(Structured figure records)
-*-*-
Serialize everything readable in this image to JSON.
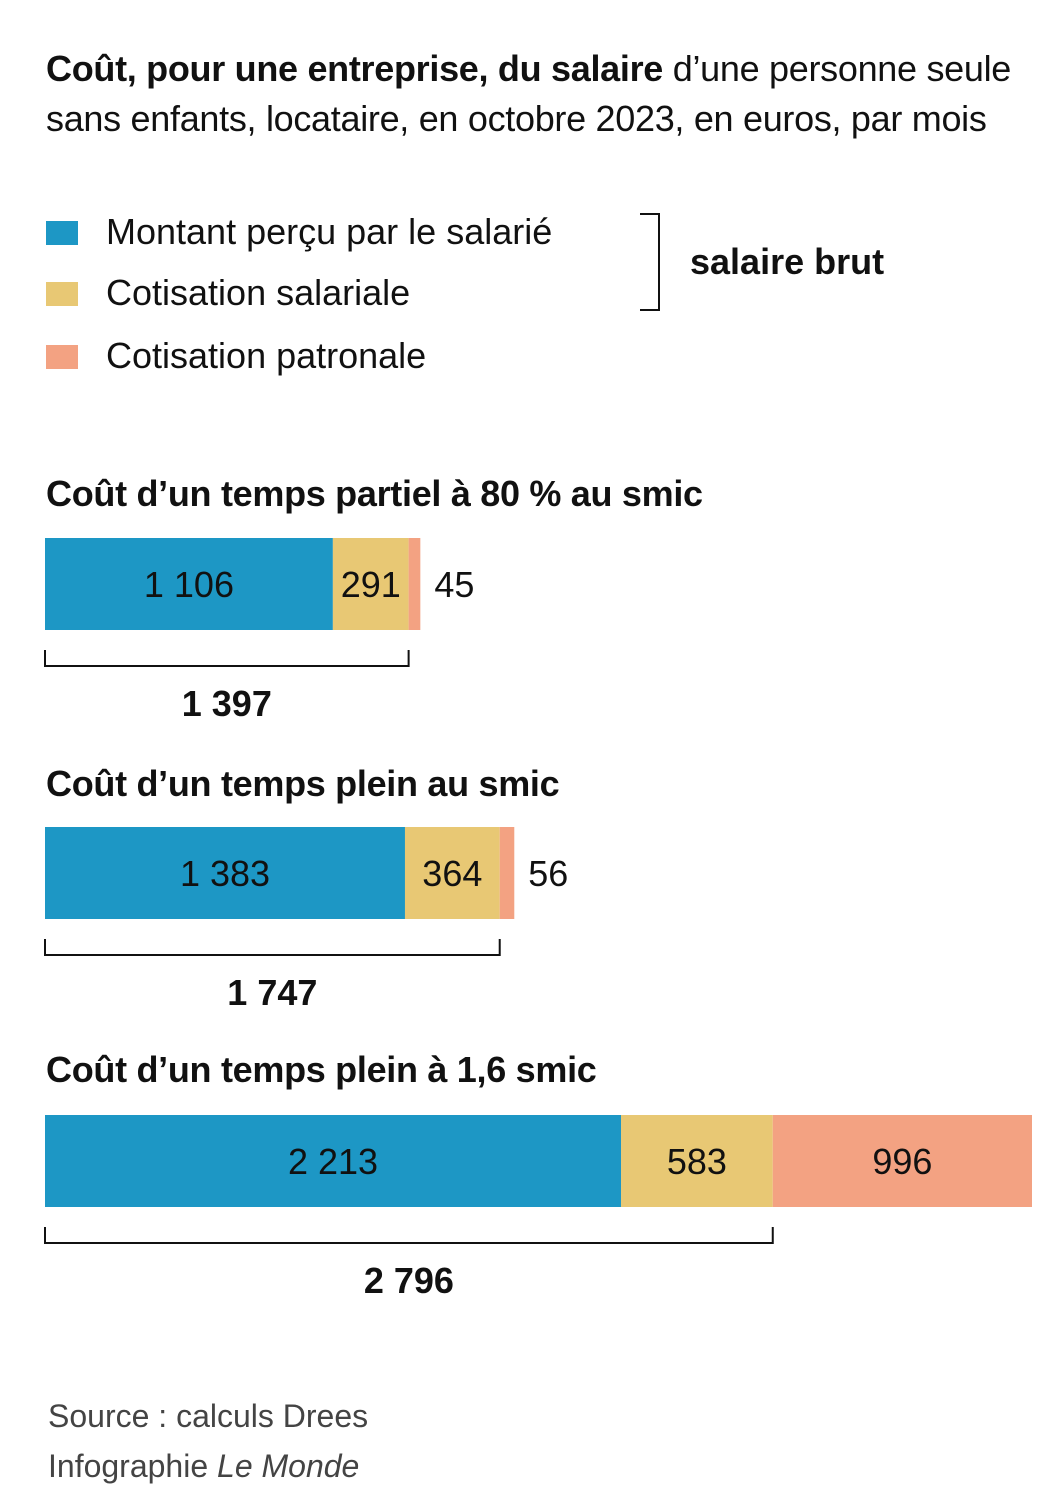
{
  "title": {
    "bold": "Coût, pour une entreprise, du salaire",
    "rest": " d’une personne seule sans enfants, locataire, en octobre 2023, en euros, par mois"
  },
  "colors": {
    "salarie": "#1d97c5",
    "cotisation_salariale": "#e8c874",
    "cotisation_patronale": "#f3a282"
  },
  "legend": [
    {
      "label": "Montant perçu par le salarié",
      "color": "#1d97c5"
    },
    {
      "label": "Cotisation salariale",
      "color": "#e8c874"
    },
    {
      "label": "Cotisation patronale",
      "color": "#f3a282"
    }
  ],
  "bracket_label": "salaire brut",
  "chart_data": {
    "type": "bar",
    "stacked": true,
    "orientation": "horizontal",
    "series": [
      {
        "name": "Montant perçu par le salarié",
        "color": "#1d97c5"
      },
      {
        "name": "Cotisation salariale",
        "color": "#e8c874"
      },
      {
        "name": "Cotisation patronale",
        "color": "#f3a282"
      }
    ],
    "groups": [
      {
        "title": "Coût d’un temps partiel à 80 % au smic",
        "values": [
          1106,
          291,
          45
        ],
        "labels": [
          "1 106",
          "291",
          "45"
        ],
        "total": 1397,
        "total_label": "1 397"
      },
      {
        "title": "Coût d’un temps plein au smic",
        "values": [
          1383,
          364,
          56
        ],
        "labels": [
          "1 383",
          "364",
          "56"
        ],
        "total": 1747,
        "total_label": "1 747"
      },
      {
        "title": "Coût d’un temps plein à 1,6 smic",
        "values": [
          2213,
          583,
          996
        ],
        "labels": [
          "2 213",
          "583",
          "996"
        ],
        "total": 2796,
        "total_label": "2 796"
      }
    ]
  },
  "source": {
    "line1": "Source : calculs Drees",
    "line2_prefix": "Infographie ",
    "line2_italic": "Le Monde"
  }
}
-*-*-
*Set task:* Transcribe the listing in full and omit the pictures.

*Written reply:*
Serialize everything readable in this image to JSON.
{
  "title": {
    "bold": "Coût, pour une entreprise, du salaire",
    "rest": " d’une personne seule sans enfants, locataire, en octobre 2023, en euros, par mois"
  },
  "colors": {
    "salarie": "#1d97c5",
    "cotisation_salariale": "#e8c874",
    "cotisation_patronale": "#f3a282"
  },
  "legend": [
    {
      "label": "Montant perçu par le salarié",
      "color": "#1d97c5"
    },
    {
      "label": "Cotisation salariale",
      "color": "#e8c874"
    },
    {
      "label": "Cotisation patronale",
      "color": "#f3a282"
    }
  ],
  "bracket_label": "salaire brut",
  "chart_data": {
    "type": "bar",
    "stacked": true,
    "orientation": "horizontal",
    "series": [
      {
        "name": "Montant perçu par le salarié",
        "color": "#1d97c5"
      },
      {
        "name": "Cotisation salariale",
        "color": "#e8c874"
      },
      {
        "name": "Cotisation patronale",
        "color": "#f3a282"
      }
    ],
    "groups": [
      {
        "title": "Coût d’un temps partiel à 80 % au smic",
        "values": [
          1106,
          291,
          45
        ],
        "labels": [
          "1 106",
          "291",
          "45"
        ],
        "total": 1397,
        "total_label": "1 397"
      },
      {
        "title": "Coût d’un temps plein au smic",
        "values": [
          1383,
          364,
          56
        ],
        "labels": [
          "1 383",
          "364",
          "56"
        ],
        "total": 1747,
        "total_label": "1 747"
      },
      {
        "title": "Coût d’un temps plein à 1,6 smic",
        "values": [
          2213,
          583,
          996
        ],
        "labels": [
          "2 213",
          "583",
          "996"
        ],
        "total": 2796,
        "total_label": "2 796"
      }
    ]
  },
  "source": {
    "line1": "Source : calculs Drees",
    "line2_prefix": "Infographie ",
    "line2_italic": "Le Monde"
  }
}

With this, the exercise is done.